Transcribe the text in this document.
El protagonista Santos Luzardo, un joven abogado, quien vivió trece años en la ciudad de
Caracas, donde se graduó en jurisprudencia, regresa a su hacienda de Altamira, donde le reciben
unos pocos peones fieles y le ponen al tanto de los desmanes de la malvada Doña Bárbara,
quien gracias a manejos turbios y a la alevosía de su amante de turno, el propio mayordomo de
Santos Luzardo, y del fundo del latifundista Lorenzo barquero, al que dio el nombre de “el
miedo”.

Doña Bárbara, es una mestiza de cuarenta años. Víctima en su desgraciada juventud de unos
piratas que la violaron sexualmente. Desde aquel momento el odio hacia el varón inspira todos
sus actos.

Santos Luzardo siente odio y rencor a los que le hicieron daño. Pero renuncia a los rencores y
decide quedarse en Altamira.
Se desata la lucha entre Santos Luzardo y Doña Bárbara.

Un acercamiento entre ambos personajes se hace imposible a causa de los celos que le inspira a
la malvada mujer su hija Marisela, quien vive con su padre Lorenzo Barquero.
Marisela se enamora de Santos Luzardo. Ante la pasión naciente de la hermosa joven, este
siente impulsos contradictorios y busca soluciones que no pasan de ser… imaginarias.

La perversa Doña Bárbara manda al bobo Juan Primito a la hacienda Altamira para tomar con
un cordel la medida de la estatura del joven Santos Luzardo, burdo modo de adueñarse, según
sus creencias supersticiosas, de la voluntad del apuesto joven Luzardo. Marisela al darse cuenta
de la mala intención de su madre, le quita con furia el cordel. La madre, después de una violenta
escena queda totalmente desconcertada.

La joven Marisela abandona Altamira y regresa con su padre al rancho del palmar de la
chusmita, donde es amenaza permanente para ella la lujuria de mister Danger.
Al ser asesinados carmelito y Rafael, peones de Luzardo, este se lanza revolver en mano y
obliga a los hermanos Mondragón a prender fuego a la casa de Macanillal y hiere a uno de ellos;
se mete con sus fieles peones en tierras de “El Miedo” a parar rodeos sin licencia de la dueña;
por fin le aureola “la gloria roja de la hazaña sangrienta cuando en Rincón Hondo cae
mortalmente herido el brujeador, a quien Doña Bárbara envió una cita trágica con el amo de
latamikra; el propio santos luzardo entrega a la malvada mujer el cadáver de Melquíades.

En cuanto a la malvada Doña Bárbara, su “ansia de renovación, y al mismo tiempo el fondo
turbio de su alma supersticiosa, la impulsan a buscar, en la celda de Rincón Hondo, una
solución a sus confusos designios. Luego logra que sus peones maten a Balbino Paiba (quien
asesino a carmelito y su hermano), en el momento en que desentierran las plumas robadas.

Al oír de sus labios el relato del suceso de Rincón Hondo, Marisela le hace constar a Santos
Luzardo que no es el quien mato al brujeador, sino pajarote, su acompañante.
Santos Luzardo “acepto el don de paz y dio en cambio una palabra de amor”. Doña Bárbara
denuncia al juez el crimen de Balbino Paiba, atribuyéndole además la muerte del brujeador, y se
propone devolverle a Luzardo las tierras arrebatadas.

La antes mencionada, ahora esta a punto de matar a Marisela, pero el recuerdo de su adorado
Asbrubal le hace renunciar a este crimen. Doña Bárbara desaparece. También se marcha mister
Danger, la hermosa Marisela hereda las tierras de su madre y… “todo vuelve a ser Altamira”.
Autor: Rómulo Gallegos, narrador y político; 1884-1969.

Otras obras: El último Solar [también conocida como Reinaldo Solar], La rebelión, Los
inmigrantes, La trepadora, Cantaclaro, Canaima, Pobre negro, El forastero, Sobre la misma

==

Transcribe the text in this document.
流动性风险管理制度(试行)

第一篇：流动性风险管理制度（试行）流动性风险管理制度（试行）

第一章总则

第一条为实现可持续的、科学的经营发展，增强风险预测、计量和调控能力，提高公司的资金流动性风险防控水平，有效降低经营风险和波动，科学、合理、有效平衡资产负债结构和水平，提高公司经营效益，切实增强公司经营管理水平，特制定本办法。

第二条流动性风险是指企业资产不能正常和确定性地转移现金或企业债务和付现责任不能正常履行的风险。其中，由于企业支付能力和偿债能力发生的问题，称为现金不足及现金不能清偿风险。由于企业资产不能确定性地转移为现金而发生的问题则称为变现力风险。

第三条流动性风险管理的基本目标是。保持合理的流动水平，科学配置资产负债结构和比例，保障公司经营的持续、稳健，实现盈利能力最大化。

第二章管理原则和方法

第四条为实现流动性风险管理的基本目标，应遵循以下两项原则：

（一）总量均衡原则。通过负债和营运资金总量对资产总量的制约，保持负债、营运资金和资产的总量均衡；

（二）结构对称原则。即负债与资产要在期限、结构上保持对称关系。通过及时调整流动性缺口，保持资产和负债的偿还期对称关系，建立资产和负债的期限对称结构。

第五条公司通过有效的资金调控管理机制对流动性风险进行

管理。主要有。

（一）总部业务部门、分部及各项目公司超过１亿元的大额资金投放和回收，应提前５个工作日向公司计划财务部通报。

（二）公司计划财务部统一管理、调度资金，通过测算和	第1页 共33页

Goal. From the entries above, extract each line containing "Doña".

Solved problem.
unos pocos peones fieles y le ponen al tanto de los desmanes de la malvada Doña Bárbara,
Doña Bárbara, es una mestiza de cuarenta años. Víctima en su desgraciada juventud de unos
Se desata la lucha entre Santos Luzardo y Doña Bárbara.
La perversa Doña Bárbara manda al bobo Juan Primito a la hacienda Altamira para tomar con
mortalmente herido el brujeador, a quien Doña Bárbara envió una cita trágica con el amo de
En cuanto a la malvada Doña Bárbara, su “ansia de renovación, y al mismo tiempo el fondo
Santos Luzardo “acepto el don de paz y dio en cambio una palabra de amor”. Doña Bárbara
Asbrubal le hace renunciar a este crimen. Doña Bárbara desaparece. También se marcha mister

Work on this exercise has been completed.